Collected data
-=-=-

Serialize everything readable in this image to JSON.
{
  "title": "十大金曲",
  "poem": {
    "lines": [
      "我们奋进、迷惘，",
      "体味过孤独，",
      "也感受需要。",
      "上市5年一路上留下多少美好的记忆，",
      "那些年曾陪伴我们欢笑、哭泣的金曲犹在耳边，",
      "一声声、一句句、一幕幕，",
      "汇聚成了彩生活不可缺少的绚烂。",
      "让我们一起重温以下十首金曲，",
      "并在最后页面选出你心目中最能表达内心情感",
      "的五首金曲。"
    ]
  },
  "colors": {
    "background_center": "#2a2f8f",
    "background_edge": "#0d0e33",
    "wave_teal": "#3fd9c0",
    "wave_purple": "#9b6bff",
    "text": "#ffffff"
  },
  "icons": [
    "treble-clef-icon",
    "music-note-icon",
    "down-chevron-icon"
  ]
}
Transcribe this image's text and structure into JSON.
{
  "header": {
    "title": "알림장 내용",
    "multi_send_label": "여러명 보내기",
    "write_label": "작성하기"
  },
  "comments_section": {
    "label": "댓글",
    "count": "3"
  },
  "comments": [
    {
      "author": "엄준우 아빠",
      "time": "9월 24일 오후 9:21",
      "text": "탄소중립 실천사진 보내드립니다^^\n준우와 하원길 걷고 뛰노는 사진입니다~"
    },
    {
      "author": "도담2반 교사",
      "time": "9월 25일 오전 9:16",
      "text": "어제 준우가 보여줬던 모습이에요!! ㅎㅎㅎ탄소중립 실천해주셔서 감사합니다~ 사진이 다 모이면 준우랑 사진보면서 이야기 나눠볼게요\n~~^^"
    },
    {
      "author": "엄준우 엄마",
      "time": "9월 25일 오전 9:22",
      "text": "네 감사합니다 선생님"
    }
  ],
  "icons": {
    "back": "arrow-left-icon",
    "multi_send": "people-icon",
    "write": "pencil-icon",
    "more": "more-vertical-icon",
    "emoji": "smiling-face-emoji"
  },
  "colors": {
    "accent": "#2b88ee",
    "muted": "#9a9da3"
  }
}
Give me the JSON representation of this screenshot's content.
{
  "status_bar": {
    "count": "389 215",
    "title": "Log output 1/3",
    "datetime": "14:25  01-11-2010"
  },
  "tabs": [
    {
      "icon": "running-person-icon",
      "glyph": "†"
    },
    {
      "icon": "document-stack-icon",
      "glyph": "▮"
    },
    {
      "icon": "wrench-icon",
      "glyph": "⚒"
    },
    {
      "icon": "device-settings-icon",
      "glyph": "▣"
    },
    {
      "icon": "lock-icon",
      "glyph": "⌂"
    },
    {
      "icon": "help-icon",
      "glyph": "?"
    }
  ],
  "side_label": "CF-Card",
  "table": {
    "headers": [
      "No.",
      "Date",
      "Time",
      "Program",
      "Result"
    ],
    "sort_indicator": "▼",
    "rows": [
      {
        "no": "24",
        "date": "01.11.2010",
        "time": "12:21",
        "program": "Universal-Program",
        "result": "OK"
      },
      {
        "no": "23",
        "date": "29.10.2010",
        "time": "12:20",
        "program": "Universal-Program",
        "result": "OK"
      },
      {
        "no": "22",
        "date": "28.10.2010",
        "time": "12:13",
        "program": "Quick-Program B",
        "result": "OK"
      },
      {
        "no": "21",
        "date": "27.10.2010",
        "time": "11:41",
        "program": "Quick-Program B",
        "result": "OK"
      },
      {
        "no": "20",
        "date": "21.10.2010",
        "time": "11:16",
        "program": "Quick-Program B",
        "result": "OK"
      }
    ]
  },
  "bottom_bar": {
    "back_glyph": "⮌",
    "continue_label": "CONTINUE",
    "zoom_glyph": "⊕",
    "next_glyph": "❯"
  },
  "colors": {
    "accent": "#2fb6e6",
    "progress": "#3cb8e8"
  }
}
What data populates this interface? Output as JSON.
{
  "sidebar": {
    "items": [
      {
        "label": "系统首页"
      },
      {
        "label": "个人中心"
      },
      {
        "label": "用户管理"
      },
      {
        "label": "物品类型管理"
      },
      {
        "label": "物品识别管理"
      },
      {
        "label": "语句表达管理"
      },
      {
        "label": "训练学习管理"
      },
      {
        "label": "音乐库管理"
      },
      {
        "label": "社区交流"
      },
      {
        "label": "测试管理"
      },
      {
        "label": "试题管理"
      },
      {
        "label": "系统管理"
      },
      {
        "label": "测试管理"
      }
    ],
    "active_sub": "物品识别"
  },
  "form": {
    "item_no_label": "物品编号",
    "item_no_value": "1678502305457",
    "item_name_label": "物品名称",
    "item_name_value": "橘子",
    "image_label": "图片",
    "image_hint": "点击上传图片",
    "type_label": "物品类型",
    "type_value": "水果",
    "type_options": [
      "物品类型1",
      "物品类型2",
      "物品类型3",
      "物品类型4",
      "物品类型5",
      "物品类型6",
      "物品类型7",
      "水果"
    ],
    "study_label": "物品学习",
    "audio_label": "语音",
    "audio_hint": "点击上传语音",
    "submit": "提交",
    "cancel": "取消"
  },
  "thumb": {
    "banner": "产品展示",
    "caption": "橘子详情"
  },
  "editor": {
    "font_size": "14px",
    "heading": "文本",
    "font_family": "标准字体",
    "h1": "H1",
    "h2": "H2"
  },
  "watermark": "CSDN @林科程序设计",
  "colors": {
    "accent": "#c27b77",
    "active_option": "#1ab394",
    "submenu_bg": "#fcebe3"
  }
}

-=-=-

▸ TASK:
Reproduce the data shown above exactly.

▸ SOLUTION FOR THIS TASK:
Serialize everything readable in this image to JSON.
{
  "title": "十大金曲",
  "poem": {
    "lines": [
      "我们奋进、迷惘，",
      "体味过孤独，",
      "也感受需要。",
      "上市5年一路上留下多少美好的记忆，",
      "那些年曾陪伴我们欢笑、哭泣的金曲犹在耳边，",
      "一声声、一句句、一幕幕，",
      "汇聚成了彩生活不可缺少的绚烂。",
      "让我们一起重温以下十首金曲，",
      "并在最后页面选出你心目中最能表达内心情感",
      "的五首金曲。"
    ]
  },
  "colors": {
    "background_center": "#2a2f8f",
    "background_edge": "#0d0e33",
    "wave_teal": "#3fd9c0",
    "wave_purple": "#9b6bff",
    "text": "#ffffff"
  },
  "icons": [
    "treble-clef-icon",
    "music-note-icon",
    "down-chevron-icon"
  ]
}
Transcribe this image's text and structure into JSON.
{
  "header": {
    "title": "알림장 내용",
    "multi_send_label": "여러명 보내기",
    "write_label": "작성하기"
  },
  "comments_section": {
    "label": "댓글",
    "count": "3"
  },
  "comments": [
    {
      "author": "엄준우 아빠",
      "time": "9월 24일 오후 9:21",
      "text": "탄소중립 실천사진 보내드립니다^^\n준우와 하원길 걷고 뛰노는 사진입니다~"
    },
    {
      "author": "도담2반 교사",
      "time": "9월 25일 오전 9:16",
      "text": "어제 준우가 보여줬던 모습이에요!! ㅎㅎㅎ탄소중립 실천해주셔서 감사합니다~ 사진이 다 모이면 준우랑 사진보면서 이야기 나눠볼게요\n~~^^"
    },
    {
      "author": "엄준우 엄마",
      "time": "9월 25일 오전 9:22",
      "text": "네 감사합니다 선생님"
    }
  ],
  "icons": {
    "back": "arrow-left-icon",
    "multi_send": "people-icon",
    "write": "pencil-icon",
    "more": "more-vertical-icon",
    "emoji": "smiling-face-emoji"
  },
  "colors": {
    "accent": "#2b88ee",
    "muted": "#9a9da3"
  }
}
Give me the JSON representation of this screenshot's content.
{
  "status_bar": {
    "count": "389 215",
    "title": "Log output 1/3",
    "datetime": "14:25  01-11-2010"
  },
  "tabs": [
    {
      "icon": "running-person-icon",
      "glyph": "†"
    },
    {
      "icon": "document-stack-icon",
      "glyph": "▮"
    },
    {
      "icon": "wrench-icon",
      "glyph": "⚒"
    },
    {
      "icon": "device-settings-icon",
      "glyph": "▣"
    },
    {
      "icon": "lock-icon",
      "glyph": "⌂"
    },
    {
      "icon": "help-icon",
      "glyph": "?"
    }
  ],
  "side_label": "CF-Card",
  "table": {
    "headers": [
      "No.",
      "Date",
      "Time",
      "Program",
      "Result"
    ],
    "sort_indicator": "▼",
    "rows": [
      {
        "no": "24",
        "date": "01.11.2010",
        "time": "12:21",
        "program": "Universal-Program",
        "result": "OK"
      },
      {
        "no": "23",
        "date": "29.10.2010",
        "time": "12:20",
        "program": "Universal-Program",
        "result": "OK"
      },
      {
        "no": "22",
        "date": "28.10.2010",
        "time": "12:13",
        "program": "Quick-Program B",
        "result": "OK"
      },
      {
        "no": "21",
        "date": "27.10.2010",
        "time": "11:41",
        "program": "Quick-Program B",
        "result": "OK"
      },
      {
        "no": "20",
        "date": "21.10.2010",
        "time": "11:16",
        "program": "Quick-Program B",
        "result": "OK"
      }
    ]
  },
  "bottom_bar": {
    "back_glyph": "⮌",
    "continue_label": "CONTINUE",
    "zoom_glyph": "⊕",
    "next_glyph": "❯"
  },
  "colors": {
    "accent": "#2fb6e6",
    "progress": "#3cb8e8"
  }
}
What data populates this interface? Output as JSON.
{
  "sidebar": {
    "items": [
      {
        "label": "系统首页"
      },
      {
        "label": "个人中心"
      },
      {
        "label": "用户管理"
      },
      {
        "label": "物品类型管理"
      },
      {
        "label": "物品识别管理"
      },
      {
        "label": "语句表达管理"
      },
      {
        "label": "训练学习管理"
      },
      {
        "label": "音乐库管理"
      },
      {
        "label": "社区交流"
      },
      {
        "label": "测试管理"
      },
      {
        "label": "试题管理"
      },
      {
        "label": "系统管理"
      },
      {
        "label": "测试管理"
      }
    ],
    "active_sub": "物品识别"
  },
  "form": {
    "item_no_label": "物品编号",
    "item_no_value": "1678502305457",
    "item_name_label": "物品名称",
    "item_name_value": "橘子",
    "image_label": "图片",
    "image_hint": "点击上传图片",
    "type_label": "物品类型",
    "type_value": "水果",
    "type_options": [
      "物品类型1",
      "物品类型2",
      "物品类型3",
      "物品类型4",
      "物品类型5",
      "物品类型6",
      "物品类型7",
      "水果"
    ],
    "study_label": "物品学习",
    "audio_label": "语音",
    "audio_hint": "点击上传语音",
    "submit": "提交",
    "cancel": "取消"
  },
  "thumb": {
    "banner": "产品展示",
    "caption": "橘子详情"
  },
  "editor": {
    "font_size": "14px",
    "heading": "文本",
    "font_family": "标准字体",
    "h1": "H1",
    "h2": "H2"
  },
  "watermark": "CSDN @林科程序设计",
  "colors": {
    "accent": "#c27b77",
    "active_option": "#1ab394",
    "submenu_bg": "#fcebe3"
  }
}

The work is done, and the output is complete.